▶ [TASK PROMPT]: Below is a set of records; restate each one word for word.

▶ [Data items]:
══════
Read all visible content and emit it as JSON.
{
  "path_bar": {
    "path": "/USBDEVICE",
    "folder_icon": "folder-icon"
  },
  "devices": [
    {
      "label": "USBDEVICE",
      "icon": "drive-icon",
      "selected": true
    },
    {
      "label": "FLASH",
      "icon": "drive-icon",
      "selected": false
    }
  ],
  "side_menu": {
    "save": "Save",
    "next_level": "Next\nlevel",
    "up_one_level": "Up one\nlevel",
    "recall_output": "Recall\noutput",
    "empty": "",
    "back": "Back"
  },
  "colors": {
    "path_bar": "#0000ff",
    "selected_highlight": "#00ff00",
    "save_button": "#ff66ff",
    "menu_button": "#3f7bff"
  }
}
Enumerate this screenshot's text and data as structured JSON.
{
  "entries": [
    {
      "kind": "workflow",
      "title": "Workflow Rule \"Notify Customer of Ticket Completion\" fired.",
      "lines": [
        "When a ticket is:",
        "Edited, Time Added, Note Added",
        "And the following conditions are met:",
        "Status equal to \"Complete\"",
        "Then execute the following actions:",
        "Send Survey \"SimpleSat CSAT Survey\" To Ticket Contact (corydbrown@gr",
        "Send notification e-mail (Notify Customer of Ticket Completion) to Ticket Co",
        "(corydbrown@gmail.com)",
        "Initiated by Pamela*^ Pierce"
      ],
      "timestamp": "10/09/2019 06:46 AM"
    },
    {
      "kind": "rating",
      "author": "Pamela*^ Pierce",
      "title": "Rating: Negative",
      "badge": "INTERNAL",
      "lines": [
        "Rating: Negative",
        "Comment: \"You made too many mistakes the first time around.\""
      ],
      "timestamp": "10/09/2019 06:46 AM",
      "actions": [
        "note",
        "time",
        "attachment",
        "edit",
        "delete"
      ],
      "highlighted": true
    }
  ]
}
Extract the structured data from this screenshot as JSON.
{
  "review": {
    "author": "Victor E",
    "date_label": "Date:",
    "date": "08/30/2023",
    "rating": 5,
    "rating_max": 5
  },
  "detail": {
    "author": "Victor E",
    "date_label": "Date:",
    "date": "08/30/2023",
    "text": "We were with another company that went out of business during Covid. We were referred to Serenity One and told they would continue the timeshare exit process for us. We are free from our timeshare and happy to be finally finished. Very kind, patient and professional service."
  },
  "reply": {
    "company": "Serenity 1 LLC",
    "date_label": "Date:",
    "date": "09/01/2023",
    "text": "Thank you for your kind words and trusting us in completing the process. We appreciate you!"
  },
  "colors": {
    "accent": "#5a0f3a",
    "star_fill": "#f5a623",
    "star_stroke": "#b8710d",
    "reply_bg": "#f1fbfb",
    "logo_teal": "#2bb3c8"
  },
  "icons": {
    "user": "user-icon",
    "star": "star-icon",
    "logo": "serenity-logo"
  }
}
══════
▶ [TASK OUTPUT]:
Read all visible content and emit it as JSON.
{
  "path_bar": {
    "path": "/USBDEVICE",
    "folder_icon": "folder-icon"
  },
  "devices": [
    {
      "label": "USBDEVICE",
      "icon": "drive-icon",
      "selected": true
    },
    {
      "label": "FLASH",
      "icon": "drive-icon",
      "selected": false
    }
  ],
  "side_menu": {
    "save": "Save",
    "next_level": "Next\nlevel",
    "up_one_level": "Up one\nlevel",
    "recall_output": "Recall\noutput",
    "empty": "",
    "back": "Back"
  },
  "colors": {
    "path_bar": "#0000ff",
    "selected_highlight": "#00ff00",
    "save_button": "#ff66ff",
    "menu_button": "#3f7bff"
  }
}
Enumerate this screenshot's text and data as structured JSON.
{
  "entries": [
    {
      "kind": "workflow",
      "title": "Workflow Rule \"Notify Customer of Ticket Completion\" fired.",
      "lines": [
        "When a ticket is:",
        "Edited, Time Added, Note Added",
        "And the following conditions are met:",
        "Status equal to \"Complete\"",
        "Then execute the following actions:",
        "Send Survey \"SimpleSat CSAT Survey\" To Ticket Contact (corydbrown@gr",
        "Send notification e-mail (Notify Customer of Ticket Completion) to Ticket Co",
        "(corydbrown@gmail.com)",
        "Initiated by Pamela*^ Pierce"
      ],
      "timestamp": "10/09/2019 06:46 AM"
    },
    {
      "kind": "rating",
      "author": "Pamela*^ Pierce",
      "title": "Rating: Negative",
      "badge": "INTERNAL",
      "lines": [
        "Rating: Negative",
        "Comment: \"You made too many mistakes the first time around.\""
      ],
      "timestamp": "10/09/2019 06:46 AM",
      "actions": [
        "note",
        "time",
        "attachment",
        "edit",
        "delete"
      ],
      "highlighted": true
    }
  ]
}
Extract the structured data from this screenshot as JSON.
{
  "review": {
    "author": "Victor E",
    "date_label": "Date:",
    "date": "08/30/2023",
    "rating": 5,
    "rating_max": 5
  },
  "detail": {
    "author": "Victor E",
    "date_label": "Date:",
    "date": "08/30/2023",
    "text": "We were with another company that went out of business during Covid. We were referred to Serenity One and told they would continue the timeshare exit process for us. We are free from our timeshare and happy to be finally finished. Very kind, patient and professional service."
  },
  "reply": {
    "company": "Serenity 1 LLC",
    "date_label": "Date:",
    "date": "09/01/2023",
    "text": "Thank you for your kind words and trusting us in completing the process. We appreciate you!"
  },
  "colors": {
    "accent": "#5a0f3a",
    "star_fill": "#f5a623",
    "star_stroke": "#b8710d",
    "reply_bg": "#f1fbfb",
    "logo_teal": "#2bb3c8"
  },
  "icons": {
    "user": "user-icon",
    "star": "star-icon",
    "logo": "serenity-logo"
  }
}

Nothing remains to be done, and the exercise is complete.